Objective: Count how many lines hold the word "Measured" and give that number as the whole answer.

**** Records to use ****

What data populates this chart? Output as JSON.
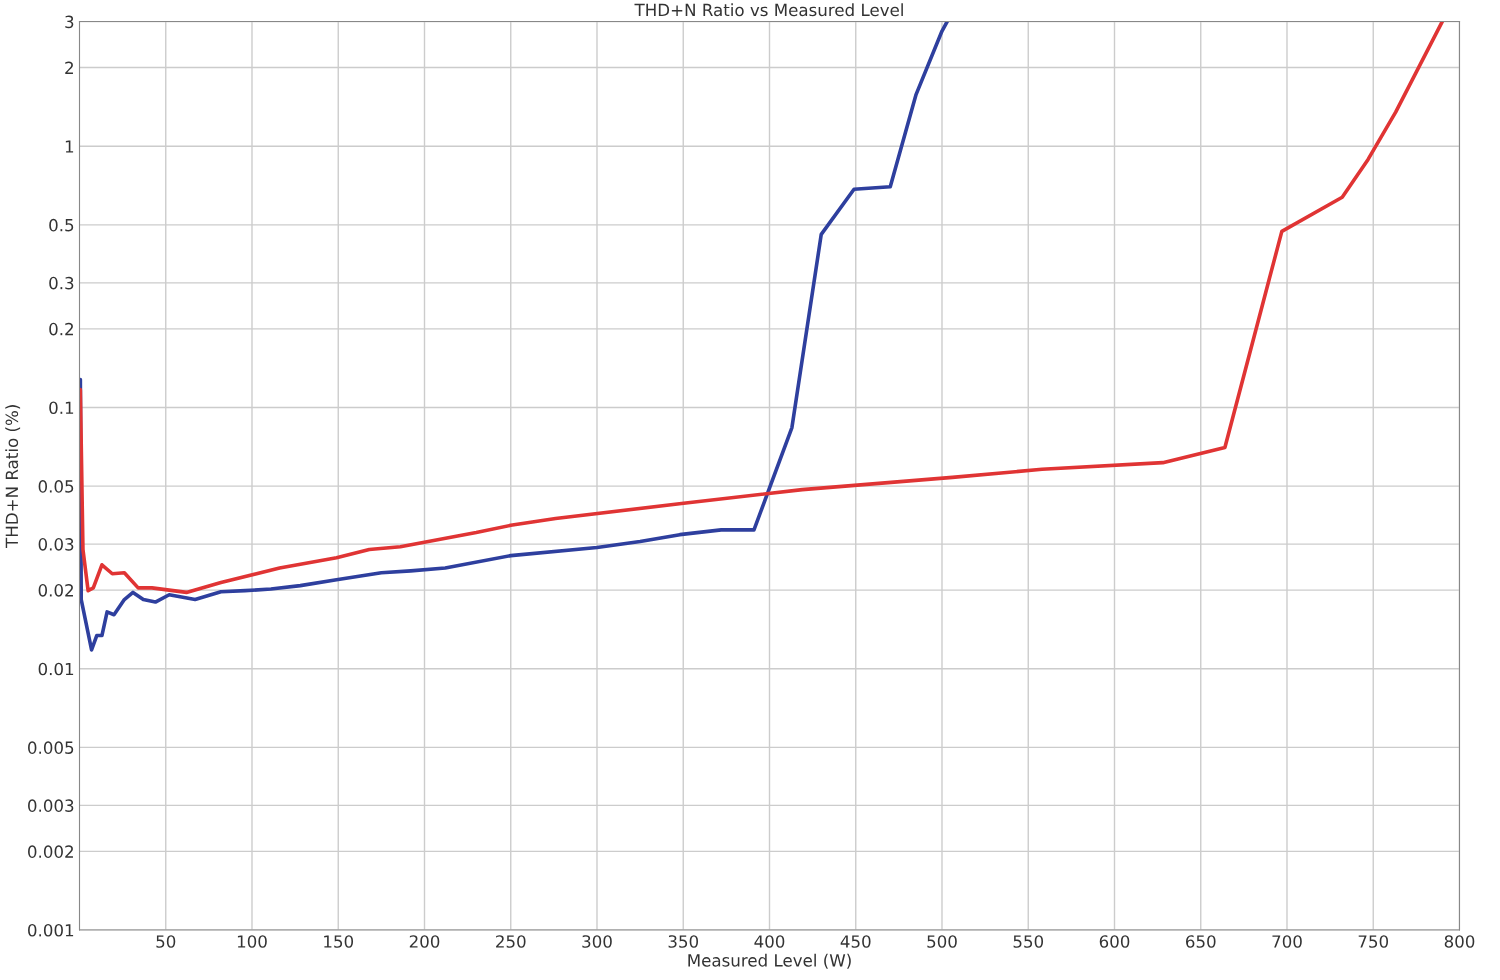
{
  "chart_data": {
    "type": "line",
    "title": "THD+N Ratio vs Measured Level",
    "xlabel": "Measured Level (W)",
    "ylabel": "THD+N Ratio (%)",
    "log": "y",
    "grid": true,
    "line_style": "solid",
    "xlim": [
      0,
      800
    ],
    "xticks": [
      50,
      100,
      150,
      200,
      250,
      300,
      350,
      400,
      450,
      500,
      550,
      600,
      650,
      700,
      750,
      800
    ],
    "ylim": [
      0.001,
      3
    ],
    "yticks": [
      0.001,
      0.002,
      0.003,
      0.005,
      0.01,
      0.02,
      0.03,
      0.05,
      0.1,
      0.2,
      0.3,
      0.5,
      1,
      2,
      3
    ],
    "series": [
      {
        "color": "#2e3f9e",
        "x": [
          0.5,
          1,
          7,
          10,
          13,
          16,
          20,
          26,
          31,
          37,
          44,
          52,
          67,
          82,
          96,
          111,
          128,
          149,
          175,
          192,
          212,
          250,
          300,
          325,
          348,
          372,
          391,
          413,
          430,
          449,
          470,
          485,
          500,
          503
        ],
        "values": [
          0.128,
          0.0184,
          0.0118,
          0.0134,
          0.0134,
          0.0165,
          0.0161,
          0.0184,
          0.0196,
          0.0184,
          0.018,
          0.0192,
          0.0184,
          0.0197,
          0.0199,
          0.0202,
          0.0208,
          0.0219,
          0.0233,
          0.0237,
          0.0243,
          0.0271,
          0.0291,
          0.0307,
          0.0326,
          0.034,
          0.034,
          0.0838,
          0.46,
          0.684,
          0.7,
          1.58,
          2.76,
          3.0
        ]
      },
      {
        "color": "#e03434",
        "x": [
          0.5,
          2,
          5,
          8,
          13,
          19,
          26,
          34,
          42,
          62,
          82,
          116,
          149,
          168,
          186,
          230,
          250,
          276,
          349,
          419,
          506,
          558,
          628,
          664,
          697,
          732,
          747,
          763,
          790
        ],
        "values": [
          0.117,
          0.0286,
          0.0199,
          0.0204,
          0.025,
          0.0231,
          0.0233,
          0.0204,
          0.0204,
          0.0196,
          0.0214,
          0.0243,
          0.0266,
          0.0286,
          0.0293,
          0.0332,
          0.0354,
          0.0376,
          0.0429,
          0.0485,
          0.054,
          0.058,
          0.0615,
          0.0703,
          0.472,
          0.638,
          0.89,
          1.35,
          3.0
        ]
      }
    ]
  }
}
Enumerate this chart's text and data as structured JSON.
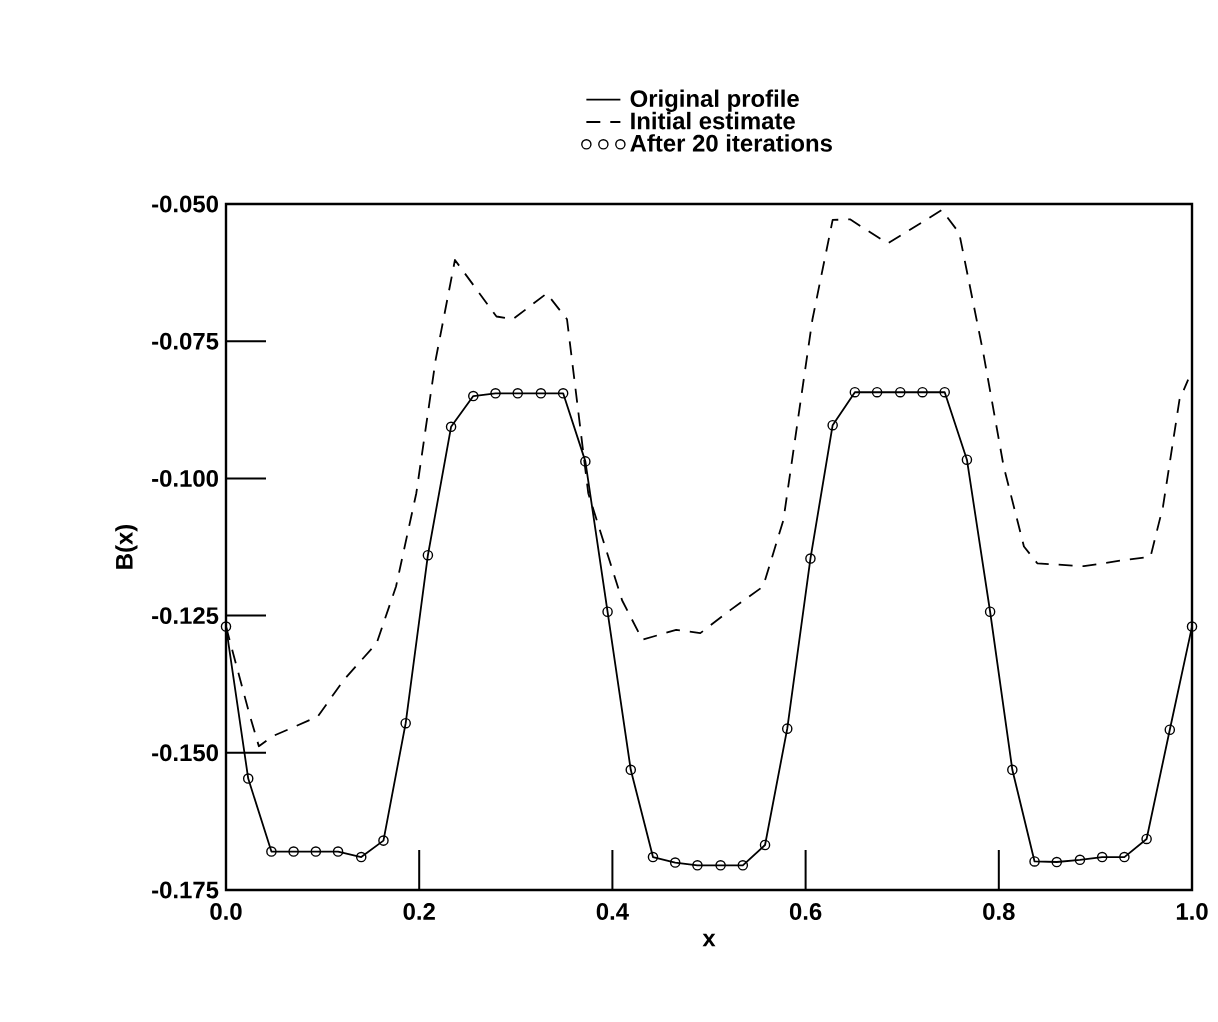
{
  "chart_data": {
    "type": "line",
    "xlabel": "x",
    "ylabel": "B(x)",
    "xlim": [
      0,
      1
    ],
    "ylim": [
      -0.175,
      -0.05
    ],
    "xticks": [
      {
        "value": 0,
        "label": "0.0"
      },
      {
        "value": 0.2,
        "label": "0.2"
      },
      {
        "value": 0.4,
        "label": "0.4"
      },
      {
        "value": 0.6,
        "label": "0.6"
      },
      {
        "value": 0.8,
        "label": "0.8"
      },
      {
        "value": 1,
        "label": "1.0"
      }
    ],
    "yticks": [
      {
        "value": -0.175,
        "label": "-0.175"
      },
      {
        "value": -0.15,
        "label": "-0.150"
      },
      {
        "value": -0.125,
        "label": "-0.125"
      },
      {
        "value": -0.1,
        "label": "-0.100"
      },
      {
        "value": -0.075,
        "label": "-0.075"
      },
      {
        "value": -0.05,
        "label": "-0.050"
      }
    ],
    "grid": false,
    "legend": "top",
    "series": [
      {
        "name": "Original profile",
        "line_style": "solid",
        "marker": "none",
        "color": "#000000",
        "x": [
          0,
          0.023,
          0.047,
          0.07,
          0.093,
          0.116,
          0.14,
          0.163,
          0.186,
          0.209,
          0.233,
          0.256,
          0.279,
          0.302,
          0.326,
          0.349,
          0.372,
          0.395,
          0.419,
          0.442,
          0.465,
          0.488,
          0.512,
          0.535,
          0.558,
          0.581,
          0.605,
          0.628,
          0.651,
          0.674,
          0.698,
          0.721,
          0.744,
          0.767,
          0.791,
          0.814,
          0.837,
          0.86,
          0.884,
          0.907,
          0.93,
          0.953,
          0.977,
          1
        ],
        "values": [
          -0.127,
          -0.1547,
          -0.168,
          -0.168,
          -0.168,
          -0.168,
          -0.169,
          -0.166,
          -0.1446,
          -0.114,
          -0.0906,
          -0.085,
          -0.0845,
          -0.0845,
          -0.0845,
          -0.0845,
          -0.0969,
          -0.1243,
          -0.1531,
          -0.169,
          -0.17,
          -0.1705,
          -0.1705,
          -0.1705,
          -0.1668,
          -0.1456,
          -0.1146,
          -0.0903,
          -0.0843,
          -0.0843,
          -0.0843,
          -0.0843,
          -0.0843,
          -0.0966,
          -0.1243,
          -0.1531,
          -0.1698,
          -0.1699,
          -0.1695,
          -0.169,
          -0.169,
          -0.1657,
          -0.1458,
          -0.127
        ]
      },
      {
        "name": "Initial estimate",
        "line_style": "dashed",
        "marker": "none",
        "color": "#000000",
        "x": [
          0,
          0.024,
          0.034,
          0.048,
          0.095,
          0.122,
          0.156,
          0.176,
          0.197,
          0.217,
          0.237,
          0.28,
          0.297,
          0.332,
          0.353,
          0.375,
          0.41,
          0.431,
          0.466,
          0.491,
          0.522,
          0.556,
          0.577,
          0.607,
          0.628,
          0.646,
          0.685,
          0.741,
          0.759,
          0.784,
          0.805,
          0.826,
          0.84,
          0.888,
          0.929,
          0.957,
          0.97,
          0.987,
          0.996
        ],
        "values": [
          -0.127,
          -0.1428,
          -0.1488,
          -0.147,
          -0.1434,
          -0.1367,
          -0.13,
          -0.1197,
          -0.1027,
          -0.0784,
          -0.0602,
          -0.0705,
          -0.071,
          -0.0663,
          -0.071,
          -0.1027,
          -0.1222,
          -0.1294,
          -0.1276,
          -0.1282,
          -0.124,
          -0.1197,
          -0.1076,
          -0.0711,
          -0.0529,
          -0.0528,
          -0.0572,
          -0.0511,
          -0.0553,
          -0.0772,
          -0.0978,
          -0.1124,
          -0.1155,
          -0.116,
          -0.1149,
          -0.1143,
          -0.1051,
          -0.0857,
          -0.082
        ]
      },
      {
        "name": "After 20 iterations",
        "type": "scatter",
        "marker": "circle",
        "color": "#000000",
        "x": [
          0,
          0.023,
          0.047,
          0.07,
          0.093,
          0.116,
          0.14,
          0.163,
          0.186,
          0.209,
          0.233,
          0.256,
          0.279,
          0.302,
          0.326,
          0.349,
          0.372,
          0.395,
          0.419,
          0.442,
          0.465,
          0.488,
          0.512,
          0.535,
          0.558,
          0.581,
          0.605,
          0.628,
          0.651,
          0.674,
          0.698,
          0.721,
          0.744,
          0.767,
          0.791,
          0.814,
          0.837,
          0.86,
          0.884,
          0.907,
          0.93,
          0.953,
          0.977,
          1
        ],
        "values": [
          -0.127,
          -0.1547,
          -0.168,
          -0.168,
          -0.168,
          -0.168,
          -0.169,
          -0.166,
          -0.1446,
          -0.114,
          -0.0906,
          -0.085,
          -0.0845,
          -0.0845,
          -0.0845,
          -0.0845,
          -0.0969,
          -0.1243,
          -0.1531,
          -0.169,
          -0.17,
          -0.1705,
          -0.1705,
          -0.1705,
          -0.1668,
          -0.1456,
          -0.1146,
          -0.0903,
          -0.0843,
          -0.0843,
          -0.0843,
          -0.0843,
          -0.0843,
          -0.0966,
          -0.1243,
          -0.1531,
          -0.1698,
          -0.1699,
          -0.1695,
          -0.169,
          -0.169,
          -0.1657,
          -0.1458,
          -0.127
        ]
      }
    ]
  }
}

****

Finished exercise: 2